> [Source material]
--

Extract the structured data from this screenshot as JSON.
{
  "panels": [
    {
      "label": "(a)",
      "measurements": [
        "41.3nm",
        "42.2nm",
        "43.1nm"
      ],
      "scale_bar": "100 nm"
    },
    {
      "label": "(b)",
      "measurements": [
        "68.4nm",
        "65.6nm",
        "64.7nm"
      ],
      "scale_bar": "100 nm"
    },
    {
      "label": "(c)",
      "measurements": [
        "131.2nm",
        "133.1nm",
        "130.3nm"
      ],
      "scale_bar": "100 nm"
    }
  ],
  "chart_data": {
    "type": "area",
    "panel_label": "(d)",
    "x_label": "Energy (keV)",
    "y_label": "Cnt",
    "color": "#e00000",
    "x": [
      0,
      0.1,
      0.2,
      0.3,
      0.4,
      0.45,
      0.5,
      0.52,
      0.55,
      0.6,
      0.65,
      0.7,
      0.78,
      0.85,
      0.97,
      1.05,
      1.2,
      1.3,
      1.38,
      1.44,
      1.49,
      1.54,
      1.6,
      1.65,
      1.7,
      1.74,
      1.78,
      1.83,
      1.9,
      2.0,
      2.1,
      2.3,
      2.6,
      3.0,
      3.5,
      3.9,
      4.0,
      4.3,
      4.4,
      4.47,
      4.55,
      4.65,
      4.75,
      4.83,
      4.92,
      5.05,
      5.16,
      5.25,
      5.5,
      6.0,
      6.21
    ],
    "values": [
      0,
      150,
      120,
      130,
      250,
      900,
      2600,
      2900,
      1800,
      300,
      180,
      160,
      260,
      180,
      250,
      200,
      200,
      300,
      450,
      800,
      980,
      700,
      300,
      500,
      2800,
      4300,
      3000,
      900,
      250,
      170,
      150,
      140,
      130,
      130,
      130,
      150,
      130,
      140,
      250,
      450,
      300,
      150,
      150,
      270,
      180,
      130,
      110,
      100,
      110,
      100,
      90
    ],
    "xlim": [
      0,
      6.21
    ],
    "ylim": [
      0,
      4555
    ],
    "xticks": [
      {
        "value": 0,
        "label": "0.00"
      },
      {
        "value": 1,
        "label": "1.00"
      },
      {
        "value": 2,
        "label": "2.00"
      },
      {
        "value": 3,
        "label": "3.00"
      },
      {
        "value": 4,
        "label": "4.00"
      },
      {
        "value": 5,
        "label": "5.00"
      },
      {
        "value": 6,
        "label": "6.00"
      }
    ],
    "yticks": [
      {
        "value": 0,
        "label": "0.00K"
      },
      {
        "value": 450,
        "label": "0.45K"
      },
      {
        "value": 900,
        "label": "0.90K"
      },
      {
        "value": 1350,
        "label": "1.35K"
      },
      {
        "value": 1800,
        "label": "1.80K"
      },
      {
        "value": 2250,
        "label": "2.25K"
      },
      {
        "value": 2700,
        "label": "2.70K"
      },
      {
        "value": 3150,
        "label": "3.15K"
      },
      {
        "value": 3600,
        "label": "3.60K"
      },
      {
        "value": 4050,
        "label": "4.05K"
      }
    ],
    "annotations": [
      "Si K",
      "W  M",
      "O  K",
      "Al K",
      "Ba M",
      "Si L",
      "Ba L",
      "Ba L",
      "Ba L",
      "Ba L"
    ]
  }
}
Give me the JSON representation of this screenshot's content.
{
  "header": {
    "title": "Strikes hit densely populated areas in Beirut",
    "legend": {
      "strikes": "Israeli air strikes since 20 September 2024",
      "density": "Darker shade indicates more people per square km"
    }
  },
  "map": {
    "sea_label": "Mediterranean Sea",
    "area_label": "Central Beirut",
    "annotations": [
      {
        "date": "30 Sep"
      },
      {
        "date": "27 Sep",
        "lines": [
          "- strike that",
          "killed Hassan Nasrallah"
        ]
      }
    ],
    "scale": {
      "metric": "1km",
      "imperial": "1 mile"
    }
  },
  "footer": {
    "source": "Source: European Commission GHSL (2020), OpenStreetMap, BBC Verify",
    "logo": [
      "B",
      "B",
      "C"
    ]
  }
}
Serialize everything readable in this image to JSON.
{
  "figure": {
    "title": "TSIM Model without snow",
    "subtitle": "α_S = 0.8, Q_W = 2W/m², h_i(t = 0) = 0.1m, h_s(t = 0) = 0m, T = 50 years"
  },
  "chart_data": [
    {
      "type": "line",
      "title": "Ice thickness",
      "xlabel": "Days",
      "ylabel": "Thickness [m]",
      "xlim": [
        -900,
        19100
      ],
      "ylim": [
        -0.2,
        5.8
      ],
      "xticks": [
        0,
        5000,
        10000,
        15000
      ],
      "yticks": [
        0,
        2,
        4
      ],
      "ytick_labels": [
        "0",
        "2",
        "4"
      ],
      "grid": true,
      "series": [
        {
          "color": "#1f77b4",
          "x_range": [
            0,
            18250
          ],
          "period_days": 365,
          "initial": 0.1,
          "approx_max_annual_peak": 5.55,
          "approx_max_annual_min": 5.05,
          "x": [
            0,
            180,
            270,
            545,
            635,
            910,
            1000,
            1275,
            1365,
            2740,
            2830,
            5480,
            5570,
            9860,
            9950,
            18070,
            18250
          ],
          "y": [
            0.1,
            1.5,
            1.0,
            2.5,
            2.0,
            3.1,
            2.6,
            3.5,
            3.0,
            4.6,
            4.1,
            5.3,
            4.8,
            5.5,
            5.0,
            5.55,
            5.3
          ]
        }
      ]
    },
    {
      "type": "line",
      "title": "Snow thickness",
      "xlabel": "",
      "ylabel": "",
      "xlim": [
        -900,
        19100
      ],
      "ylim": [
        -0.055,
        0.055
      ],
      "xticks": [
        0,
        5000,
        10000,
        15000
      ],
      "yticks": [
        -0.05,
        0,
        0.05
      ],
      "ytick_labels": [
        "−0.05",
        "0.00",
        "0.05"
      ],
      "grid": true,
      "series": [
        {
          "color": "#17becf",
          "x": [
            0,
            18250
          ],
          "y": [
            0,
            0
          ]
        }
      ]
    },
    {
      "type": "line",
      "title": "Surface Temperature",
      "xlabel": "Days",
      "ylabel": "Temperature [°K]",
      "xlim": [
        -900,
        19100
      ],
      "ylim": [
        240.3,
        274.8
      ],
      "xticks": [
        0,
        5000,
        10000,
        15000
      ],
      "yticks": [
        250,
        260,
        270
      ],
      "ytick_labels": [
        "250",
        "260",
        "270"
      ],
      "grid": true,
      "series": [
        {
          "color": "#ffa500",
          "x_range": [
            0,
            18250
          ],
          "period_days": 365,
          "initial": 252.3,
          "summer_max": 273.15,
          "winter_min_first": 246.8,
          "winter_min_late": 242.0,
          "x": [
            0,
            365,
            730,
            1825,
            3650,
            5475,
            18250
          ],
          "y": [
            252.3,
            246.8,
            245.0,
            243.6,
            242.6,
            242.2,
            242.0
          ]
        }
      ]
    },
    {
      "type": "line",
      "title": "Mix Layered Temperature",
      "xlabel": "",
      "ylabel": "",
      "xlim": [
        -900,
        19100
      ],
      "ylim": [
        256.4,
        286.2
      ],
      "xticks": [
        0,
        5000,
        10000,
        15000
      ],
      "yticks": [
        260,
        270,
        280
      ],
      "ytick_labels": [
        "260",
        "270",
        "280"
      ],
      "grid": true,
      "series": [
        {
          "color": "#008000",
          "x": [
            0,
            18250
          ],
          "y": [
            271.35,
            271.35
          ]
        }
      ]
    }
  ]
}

--

> [Exercise instructions] Give only the number of lines in the data that hold the string "Temperature".

> [Exercise answer] 3